Goal: Find the lines holding the word "Power" and collect them.

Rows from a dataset
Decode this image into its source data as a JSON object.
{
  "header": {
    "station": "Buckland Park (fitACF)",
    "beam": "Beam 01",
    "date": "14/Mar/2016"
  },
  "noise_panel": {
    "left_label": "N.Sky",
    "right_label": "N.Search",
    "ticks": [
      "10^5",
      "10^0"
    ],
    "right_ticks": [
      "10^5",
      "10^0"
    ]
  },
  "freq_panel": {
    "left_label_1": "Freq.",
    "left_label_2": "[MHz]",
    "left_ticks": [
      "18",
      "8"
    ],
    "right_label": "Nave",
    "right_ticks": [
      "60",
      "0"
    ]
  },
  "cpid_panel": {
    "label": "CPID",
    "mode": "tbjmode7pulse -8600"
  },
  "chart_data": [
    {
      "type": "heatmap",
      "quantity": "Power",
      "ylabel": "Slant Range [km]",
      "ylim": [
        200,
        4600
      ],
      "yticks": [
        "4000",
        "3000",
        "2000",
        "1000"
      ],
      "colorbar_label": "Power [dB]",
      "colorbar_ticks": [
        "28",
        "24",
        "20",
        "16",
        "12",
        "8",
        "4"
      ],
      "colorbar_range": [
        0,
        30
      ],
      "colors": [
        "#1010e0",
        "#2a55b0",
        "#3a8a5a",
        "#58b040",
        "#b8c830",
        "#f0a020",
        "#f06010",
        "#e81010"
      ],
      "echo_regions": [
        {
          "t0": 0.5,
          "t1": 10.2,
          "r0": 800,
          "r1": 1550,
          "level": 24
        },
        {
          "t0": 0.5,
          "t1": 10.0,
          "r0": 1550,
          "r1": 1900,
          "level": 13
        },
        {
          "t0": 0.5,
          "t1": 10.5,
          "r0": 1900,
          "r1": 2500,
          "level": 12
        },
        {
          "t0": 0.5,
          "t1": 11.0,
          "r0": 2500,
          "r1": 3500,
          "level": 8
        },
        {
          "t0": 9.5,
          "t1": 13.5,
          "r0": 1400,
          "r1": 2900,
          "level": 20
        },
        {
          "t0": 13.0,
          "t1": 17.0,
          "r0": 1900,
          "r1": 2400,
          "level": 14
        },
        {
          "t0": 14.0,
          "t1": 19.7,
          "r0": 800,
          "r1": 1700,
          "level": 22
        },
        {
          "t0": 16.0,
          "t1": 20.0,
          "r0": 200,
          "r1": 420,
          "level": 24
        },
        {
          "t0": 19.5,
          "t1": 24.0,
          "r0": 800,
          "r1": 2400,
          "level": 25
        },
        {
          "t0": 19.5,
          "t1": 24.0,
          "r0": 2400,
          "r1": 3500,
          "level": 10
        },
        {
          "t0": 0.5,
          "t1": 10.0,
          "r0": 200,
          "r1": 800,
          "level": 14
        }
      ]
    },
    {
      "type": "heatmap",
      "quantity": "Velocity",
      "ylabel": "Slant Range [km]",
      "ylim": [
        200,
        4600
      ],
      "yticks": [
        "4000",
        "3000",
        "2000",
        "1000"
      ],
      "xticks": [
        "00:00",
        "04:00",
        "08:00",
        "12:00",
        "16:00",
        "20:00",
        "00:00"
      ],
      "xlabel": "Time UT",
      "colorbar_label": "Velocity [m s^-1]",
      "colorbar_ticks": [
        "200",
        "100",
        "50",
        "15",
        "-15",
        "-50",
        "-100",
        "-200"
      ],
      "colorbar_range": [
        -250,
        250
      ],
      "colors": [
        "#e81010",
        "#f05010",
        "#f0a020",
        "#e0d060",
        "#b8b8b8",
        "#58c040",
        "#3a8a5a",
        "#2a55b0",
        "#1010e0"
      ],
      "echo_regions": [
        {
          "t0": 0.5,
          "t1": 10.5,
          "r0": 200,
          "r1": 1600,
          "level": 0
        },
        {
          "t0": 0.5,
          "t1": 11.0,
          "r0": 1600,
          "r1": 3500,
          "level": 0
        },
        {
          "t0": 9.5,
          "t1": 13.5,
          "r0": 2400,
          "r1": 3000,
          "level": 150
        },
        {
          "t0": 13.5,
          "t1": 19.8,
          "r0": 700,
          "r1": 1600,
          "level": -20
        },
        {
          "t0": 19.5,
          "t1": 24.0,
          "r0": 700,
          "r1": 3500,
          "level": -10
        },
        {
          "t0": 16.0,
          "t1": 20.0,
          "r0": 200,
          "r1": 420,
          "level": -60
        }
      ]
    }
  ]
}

Exercise output:
      "quantity": "Power",
      "colorbar_label": "Power [dB]",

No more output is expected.